Reproduce verbatim the entries from the line containing "figure-a-ylabel-left: Clocal [17, 161, 52, 215]" through the line containing "y-tick-label: 1e+00 [37, 2, 97, 23]", including both of those lines.

[Layout element entries]
_ _ _ _ _ _ _
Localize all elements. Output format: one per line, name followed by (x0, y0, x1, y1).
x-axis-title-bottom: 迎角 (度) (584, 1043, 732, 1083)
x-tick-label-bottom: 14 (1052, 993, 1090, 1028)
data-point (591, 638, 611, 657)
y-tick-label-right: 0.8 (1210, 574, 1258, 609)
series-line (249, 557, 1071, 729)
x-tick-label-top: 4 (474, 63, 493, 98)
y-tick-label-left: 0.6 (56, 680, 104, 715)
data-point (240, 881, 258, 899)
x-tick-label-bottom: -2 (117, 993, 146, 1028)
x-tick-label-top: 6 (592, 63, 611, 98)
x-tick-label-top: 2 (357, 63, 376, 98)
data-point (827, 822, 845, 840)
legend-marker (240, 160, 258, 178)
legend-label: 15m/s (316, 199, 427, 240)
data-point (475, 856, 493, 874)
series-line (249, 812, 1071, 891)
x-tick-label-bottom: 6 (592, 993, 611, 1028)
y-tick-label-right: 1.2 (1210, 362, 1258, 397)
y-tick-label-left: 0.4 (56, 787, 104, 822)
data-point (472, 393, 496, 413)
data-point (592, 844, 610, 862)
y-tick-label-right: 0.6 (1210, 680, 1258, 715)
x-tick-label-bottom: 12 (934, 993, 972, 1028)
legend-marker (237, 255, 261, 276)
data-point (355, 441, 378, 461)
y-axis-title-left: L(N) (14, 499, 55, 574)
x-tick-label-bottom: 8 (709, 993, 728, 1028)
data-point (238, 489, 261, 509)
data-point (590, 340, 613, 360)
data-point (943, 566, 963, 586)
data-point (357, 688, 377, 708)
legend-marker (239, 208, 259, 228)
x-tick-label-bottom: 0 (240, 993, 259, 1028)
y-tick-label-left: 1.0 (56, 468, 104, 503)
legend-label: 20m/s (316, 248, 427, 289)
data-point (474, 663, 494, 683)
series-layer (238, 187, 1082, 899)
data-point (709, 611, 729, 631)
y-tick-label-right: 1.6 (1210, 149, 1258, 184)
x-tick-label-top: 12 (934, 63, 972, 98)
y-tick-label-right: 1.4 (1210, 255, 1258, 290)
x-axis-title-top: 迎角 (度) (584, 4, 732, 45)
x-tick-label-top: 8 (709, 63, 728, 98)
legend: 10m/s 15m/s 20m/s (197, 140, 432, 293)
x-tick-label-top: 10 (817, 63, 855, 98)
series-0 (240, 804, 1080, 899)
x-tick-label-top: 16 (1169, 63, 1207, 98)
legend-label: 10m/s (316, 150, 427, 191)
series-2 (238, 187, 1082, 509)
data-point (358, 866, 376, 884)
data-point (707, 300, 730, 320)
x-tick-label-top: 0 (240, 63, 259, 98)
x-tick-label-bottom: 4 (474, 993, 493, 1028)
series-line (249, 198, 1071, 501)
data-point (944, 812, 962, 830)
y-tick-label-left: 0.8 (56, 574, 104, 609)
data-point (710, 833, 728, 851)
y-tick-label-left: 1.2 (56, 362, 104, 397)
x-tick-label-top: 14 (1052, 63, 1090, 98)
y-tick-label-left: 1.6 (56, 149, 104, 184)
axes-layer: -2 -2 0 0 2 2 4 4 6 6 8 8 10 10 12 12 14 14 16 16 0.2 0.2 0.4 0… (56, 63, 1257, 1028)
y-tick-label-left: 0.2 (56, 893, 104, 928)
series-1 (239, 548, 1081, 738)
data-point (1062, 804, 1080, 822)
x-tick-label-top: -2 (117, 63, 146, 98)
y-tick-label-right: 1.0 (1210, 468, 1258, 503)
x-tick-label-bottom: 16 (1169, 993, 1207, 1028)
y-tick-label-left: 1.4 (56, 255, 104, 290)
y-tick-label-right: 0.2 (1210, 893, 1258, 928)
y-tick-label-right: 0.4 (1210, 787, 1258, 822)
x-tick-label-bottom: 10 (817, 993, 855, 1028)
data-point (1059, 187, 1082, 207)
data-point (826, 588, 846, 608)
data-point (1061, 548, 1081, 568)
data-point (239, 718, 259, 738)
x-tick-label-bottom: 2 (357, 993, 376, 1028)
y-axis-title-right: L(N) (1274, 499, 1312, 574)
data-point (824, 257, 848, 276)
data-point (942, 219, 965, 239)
_ _ _ _ _ _ _
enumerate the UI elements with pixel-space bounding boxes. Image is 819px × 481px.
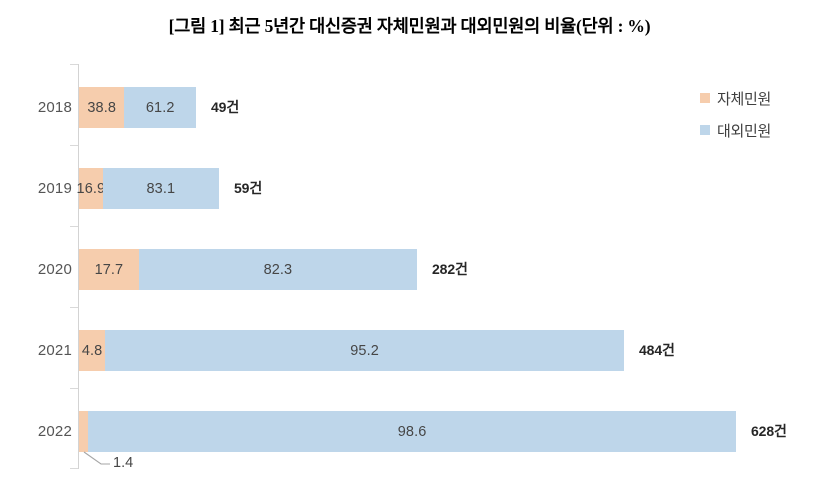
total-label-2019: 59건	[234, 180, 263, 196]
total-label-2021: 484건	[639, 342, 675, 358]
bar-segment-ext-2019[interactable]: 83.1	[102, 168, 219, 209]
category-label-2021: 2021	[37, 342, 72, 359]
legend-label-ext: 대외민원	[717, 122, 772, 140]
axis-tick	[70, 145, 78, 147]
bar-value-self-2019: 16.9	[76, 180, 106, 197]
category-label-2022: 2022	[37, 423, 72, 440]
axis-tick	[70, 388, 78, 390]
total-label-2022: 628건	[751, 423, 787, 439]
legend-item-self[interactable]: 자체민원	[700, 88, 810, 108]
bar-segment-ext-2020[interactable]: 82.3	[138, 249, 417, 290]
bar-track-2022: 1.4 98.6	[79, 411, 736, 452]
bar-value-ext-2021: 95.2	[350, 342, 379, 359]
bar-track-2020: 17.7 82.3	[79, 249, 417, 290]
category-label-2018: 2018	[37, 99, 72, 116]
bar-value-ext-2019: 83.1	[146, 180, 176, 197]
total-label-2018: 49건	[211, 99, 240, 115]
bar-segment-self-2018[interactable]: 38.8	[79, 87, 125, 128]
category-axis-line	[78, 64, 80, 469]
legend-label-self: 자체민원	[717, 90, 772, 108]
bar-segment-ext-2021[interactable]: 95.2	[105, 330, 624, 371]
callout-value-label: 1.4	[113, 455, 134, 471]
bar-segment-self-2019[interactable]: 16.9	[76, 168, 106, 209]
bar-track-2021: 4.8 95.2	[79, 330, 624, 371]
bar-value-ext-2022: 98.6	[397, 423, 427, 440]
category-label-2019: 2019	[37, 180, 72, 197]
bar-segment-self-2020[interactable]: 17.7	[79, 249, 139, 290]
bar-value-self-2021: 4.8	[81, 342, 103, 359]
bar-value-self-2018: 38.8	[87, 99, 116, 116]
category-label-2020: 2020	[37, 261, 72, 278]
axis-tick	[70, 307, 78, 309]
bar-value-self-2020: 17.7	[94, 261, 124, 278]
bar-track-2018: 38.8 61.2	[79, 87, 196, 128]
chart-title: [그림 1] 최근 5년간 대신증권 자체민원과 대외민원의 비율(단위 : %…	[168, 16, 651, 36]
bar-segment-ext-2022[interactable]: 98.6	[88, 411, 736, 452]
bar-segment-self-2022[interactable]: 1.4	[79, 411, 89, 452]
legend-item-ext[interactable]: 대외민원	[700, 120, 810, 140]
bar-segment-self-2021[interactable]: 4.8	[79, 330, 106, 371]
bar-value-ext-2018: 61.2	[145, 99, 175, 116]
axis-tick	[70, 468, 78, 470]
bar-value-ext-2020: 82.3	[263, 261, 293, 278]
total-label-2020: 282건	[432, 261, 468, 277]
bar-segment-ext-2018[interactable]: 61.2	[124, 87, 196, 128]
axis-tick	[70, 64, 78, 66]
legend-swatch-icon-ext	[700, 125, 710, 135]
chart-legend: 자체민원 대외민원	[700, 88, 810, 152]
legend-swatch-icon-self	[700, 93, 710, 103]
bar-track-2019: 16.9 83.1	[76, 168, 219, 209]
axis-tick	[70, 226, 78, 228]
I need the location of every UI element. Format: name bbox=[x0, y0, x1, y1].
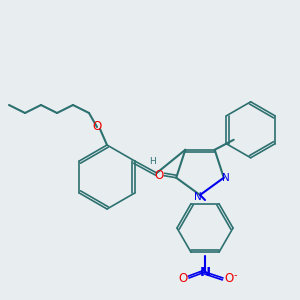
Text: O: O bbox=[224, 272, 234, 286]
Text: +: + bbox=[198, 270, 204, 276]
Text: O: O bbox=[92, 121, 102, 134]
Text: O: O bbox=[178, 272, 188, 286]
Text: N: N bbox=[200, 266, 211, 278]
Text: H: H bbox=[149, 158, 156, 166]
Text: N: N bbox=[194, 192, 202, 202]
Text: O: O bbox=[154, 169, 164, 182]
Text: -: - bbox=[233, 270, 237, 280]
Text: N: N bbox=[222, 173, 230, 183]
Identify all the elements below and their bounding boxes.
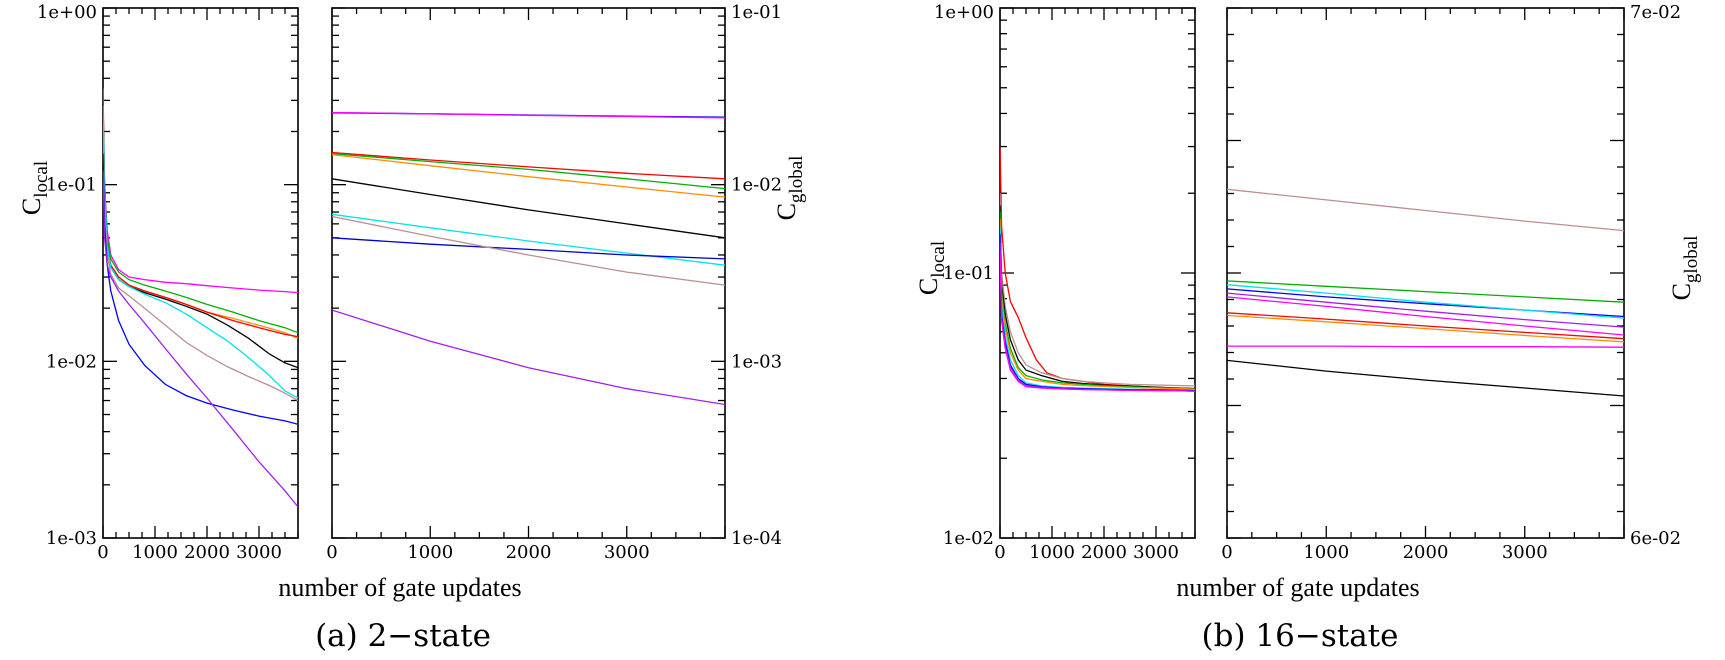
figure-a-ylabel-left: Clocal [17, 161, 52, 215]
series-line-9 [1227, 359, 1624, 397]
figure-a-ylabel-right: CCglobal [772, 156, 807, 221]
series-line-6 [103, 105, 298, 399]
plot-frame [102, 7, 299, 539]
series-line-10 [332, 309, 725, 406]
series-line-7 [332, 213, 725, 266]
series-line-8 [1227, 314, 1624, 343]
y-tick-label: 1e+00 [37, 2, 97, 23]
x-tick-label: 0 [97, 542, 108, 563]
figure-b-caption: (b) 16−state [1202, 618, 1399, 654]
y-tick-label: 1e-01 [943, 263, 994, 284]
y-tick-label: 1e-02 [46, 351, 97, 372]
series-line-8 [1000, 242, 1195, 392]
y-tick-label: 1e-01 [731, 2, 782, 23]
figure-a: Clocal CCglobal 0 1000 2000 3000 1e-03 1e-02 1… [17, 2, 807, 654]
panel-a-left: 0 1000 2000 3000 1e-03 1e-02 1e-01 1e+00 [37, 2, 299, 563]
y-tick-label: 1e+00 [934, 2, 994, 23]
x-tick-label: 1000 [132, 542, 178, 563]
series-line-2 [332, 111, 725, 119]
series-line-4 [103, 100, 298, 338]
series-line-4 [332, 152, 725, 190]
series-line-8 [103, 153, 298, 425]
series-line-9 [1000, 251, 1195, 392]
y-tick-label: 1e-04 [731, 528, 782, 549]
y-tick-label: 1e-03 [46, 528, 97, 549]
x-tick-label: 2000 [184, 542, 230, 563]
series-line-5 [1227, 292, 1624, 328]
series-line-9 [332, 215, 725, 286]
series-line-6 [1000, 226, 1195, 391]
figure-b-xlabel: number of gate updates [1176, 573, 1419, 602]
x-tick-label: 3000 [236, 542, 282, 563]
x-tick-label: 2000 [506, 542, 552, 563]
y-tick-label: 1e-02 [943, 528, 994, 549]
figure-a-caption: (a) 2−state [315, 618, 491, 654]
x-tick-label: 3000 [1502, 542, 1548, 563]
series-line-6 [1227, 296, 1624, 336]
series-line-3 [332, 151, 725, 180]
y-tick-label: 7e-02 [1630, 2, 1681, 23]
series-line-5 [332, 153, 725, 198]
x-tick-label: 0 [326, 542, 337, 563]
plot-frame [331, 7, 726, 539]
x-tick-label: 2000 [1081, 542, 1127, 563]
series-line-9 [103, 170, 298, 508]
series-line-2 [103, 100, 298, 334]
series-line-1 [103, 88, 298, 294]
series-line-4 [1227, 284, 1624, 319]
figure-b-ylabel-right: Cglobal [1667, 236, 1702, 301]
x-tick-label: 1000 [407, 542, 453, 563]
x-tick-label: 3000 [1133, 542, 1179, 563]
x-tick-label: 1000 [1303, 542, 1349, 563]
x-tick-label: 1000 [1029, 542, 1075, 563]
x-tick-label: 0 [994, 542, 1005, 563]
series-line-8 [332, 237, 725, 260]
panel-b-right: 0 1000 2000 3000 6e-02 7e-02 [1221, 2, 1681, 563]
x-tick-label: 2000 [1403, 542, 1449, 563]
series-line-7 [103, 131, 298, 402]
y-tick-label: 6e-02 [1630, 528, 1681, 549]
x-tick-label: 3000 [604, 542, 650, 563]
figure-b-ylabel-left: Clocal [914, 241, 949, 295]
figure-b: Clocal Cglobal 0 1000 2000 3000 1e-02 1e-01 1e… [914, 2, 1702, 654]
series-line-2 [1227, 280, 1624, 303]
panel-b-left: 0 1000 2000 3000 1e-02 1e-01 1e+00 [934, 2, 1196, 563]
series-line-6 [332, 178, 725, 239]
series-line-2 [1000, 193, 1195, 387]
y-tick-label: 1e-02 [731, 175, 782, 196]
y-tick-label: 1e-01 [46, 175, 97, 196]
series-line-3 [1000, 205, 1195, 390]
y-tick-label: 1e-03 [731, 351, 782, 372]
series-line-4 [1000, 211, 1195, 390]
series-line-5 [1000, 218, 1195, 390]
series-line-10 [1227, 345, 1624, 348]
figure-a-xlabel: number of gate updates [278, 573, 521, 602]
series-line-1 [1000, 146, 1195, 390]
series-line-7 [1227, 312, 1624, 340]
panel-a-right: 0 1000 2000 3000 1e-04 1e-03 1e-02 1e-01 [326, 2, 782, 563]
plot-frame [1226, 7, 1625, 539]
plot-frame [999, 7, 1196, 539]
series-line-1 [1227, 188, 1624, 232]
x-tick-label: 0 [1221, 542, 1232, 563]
_ _ _ _ _ _ _
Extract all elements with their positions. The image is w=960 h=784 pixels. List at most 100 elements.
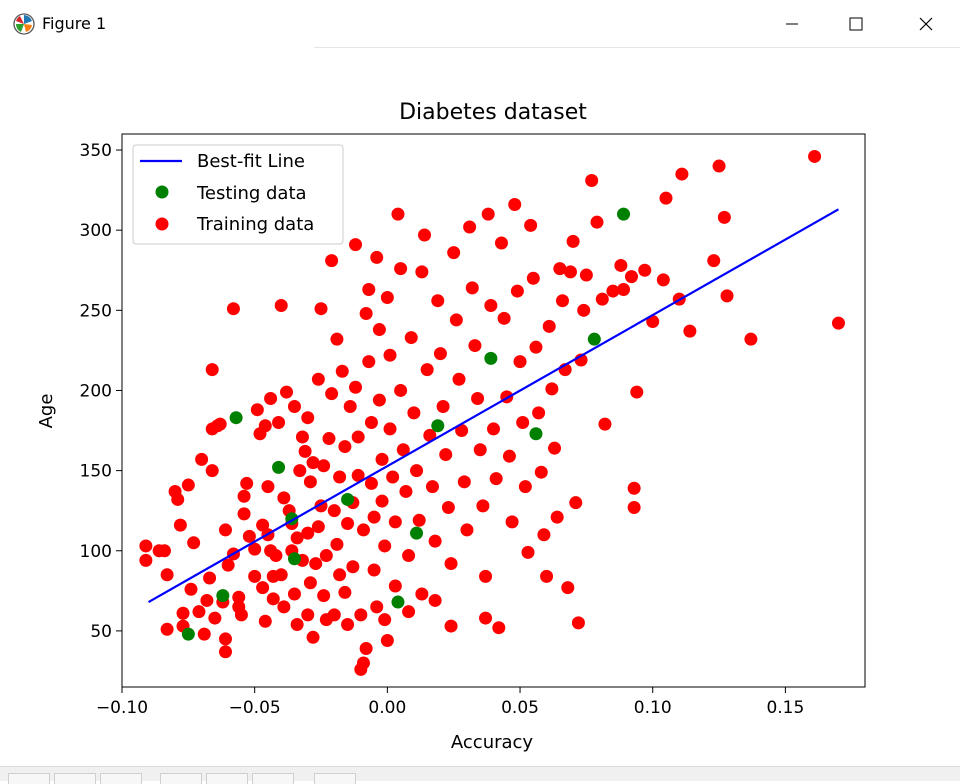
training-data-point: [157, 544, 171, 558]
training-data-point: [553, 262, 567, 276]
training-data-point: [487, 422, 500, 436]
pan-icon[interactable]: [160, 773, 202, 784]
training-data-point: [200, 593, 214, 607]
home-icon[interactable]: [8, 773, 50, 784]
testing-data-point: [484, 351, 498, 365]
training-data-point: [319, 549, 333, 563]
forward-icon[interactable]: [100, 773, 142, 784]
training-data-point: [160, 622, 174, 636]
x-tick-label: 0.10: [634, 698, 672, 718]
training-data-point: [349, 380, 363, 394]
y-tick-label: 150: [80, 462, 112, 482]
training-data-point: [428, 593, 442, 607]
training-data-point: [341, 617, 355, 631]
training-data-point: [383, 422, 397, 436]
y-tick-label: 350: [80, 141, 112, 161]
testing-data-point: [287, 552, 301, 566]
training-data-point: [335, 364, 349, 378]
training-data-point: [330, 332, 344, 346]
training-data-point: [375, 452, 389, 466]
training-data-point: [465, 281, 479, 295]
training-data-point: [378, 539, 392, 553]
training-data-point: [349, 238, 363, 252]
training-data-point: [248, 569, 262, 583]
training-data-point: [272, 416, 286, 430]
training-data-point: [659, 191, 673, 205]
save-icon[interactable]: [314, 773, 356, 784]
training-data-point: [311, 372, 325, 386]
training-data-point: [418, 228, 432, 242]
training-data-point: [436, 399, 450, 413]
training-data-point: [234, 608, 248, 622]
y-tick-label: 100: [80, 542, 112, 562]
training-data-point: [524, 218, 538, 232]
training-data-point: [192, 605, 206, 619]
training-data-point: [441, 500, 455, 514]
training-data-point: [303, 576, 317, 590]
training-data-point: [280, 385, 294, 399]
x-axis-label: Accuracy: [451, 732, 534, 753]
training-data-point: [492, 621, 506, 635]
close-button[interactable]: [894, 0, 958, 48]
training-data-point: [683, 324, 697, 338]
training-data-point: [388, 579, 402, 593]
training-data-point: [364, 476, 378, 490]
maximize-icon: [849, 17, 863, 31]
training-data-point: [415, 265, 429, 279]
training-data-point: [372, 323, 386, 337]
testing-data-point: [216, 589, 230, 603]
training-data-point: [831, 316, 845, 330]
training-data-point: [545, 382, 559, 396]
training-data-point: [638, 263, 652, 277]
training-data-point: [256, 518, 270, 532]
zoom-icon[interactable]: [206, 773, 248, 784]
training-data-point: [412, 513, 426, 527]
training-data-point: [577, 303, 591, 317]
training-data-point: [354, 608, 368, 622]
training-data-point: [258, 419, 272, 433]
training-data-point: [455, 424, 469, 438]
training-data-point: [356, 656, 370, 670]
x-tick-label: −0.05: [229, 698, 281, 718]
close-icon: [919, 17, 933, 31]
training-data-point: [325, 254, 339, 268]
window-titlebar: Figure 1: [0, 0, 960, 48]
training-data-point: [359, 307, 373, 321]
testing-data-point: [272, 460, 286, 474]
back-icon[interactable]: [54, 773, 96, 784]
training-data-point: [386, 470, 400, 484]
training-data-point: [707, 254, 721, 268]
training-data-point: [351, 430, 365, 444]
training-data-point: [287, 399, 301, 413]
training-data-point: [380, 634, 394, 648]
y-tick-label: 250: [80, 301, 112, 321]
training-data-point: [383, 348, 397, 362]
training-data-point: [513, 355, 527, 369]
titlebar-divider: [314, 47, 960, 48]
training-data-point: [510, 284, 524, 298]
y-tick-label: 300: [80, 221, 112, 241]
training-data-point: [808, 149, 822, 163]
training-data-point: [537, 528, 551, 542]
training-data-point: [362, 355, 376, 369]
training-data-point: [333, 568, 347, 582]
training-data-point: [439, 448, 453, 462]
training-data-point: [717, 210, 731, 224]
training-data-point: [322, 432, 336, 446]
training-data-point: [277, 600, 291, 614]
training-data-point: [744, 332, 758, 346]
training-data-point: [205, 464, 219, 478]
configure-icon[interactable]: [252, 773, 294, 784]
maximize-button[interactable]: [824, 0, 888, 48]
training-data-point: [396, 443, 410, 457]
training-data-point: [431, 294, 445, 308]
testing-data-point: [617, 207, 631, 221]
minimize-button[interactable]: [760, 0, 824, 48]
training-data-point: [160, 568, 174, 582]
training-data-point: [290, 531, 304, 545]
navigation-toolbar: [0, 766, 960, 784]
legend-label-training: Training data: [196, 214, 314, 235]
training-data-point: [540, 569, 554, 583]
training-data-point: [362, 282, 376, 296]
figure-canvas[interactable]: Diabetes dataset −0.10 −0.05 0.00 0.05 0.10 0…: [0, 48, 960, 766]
_ _ _ _ _ _ _
### FULL OUTPUT
figure-a-ylabel-left: Clocal [17, 161, 52, 215]
series-line-9 [1227, 359, 1624, 397]
figure-a-ylabel-right: CCglobal [772, 156, 807, 221]
series-line-6 [103, 105, 298, 399]
plot-frame [102, 7, 299, 539]
series-line-10 [332, 309, 725, 406]
series-line-7 [332, 213, 725, 266]
series-line-8 [1227, 314, 1624, 343]
y-tick-label: 1e+00 [37, 2, 97, 23]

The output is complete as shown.